Als je als betaalde kracht werkt voor een baas, dan krijg je loon. En een maandelijks loonstrookje waarop van alles staat: het brutoloon, de inhoudingen, vakantiegeld, etc. Maar je hebt het dan altijd over geld. Je zou toch wel een tikkie verbaasd zijn als op je jongste loonstrookje stond dat je voor je diensten betaald werd in zout in plaats van euro’s. Toch is dat niet zo gek als het klinkt.
Appels en metaal
De uitvinding van geld is een van de grote momenten in de geschiedenis van de mensheid, vergelijkbaar met de uitvinding van het wiel. Waar je ook kijkt, de meeste economische activiteit draait om het verdienen en besteden van geld.
De keuze van welk materiaal als geld dienst kan doen, is dan ook heel belangrijk. Appels niet, want die bederven. Water ook niet, want dan zou iedereen schatrijk zijn. In de loop van de geschiedenis hebben de meest uiteenlopende dingen dienst gedaan als geld, van walvistanden tot schelpen, van ivoor tot sigaretten. Maar metaal is sinds mensenheugenis het favoriete materiaal geweest om geld van te maken, met name edele metalen zoals zilver en goud.

_OVERZICHT GEGEVENS_
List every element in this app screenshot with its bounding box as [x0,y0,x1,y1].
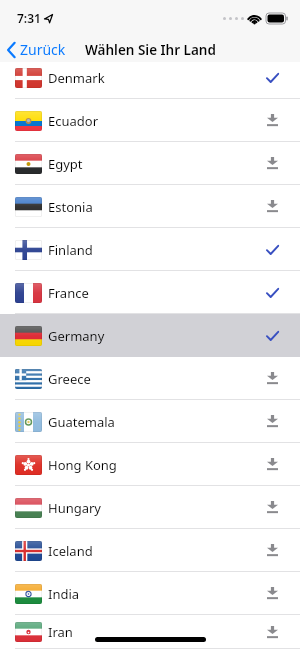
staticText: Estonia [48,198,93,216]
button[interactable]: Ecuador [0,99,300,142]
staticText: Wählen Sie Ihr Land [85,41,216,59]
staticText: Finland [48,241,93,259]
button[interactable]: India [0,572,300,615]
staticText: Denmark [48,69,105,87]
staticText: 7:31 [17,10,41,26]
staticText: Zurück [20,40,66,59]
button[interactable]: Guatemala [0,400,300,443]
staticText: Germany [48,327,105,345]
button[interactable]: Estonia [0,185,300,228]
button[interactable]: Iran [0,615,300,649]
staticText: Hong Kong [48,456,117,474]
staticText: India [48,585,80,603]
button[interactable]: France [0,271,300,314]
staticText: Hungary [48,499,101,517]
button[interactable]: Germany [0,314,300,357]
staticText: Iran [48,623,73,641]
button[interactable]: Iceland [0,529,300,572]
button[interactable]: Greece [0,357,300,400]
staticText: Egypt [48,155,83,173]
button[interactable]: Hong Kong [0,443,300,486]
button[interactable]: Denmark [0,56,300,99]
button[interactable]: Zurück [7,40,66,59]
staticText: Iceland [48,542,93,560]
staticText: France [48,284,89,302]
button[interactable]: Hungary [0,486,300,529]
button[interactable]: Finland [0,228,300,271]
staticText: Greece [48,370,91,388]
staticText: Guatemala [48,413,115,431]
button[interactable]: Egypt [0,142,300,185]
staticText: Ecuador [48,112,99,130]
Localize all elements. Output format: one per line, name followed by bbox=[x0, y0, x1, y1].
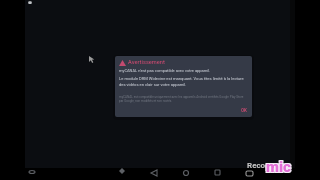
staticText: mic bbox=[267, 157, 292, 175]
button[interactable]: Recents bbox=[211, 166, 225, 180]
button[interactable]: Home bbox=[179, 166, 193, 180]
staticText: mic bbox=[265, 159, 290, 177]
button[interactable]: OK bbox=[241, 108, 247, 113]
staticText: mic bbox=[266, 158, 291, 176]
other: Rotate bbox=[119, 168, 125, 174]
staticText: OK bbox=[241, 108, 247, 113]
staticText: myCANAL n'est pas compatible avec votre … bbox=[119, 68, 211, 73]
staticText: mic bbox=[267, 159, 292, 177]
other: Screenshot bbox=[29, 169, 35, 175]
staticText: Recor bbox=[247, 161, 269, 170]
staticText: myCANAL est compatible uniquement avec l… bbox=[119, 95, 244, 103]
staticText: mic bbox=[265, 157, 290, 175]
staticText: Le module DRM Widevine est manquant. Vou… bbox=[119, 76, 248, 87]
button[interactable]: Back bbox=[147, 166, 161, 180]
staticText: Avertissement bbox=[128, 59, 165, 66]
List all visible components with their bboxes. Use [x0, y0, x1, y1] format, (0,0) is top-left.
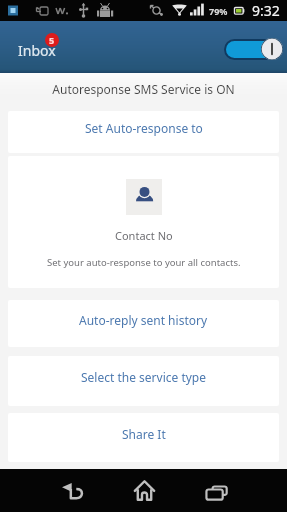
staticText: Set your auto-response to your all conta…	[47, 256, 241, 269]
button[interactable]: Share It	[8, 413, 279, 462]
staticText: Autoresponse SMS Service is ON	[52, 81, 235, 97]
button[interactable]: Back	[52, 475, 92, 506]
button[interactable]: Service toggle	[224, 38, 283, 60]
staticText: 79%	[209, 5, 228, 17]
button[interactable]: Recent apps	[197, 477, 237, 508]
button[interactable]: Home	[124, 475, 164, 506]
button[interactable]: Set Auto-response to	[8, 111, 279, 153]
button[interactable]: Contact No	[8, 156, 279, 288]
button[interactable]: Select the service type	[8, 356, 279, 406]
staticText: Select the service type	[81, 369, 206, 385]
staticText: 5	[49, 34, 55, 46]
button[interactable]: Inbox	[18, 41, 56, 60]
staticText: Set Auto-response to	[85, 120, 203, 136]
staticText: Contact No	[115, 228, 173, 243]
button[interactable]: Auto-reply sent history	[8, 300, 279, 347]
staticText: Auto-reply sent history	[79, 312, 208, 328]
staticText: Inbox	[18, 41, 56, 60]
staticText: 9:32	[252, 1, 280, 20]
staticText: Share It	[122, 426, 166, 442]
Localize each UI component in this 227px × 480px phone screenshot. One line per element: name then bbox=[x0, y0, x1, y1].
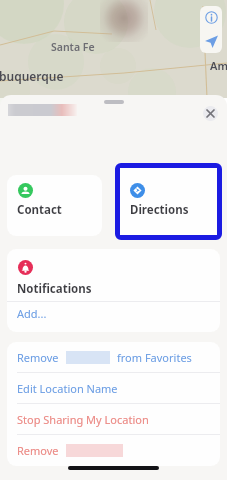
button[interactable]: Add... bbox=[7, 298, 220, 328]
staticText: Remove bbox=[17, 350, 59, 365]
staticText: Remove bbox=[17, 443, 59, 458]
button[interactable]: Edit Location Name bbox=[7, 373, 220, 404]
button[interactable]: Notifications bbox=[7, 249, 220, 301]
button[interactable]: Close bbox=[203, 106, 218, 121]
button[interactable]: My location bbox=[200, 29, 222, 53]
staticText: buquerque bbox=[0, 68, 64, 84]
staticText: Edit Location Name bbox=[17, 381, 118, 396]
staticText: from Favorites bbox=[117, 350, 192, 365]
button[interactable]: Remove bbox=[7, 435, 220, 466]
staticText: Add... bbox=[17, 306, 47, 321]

_TE MAKEN OPGAVEN_
[A] Welke twee edele metalen noemt de tekst over geld als favoriet materiaal om geld van te maken?
[B] Vat de tekst over geld samen in twee zinnen.
[C] Leg in één of twee zinnen uit waarom appels en water volgens de tekst over geld niet als geld kunnen dienen.
De gegevens staan helemaal los van de getoonde tekst.

_UITGEWERKTE OPGAVEN_
[A] Zilver en goud.

[B] De uitvinding van geld is een van de grote momenten in de geschiedenis van de mensheid, en de meeste economische activiteit draait om het verdienen en besteden van geld. In de loop van de geschiedenis hebben uiteenlopende dingen zoals walvistanden, schelpen, ivoor en sigaretten als geld gediend, maar metaal, vooral zilver en goud, is altijd het favoriete materiaal geweest.

[C] Appels zijn ongeschikt omdat ze bederven. Water is ongeschikt omdat iedereen dan schatrijk zou zijn.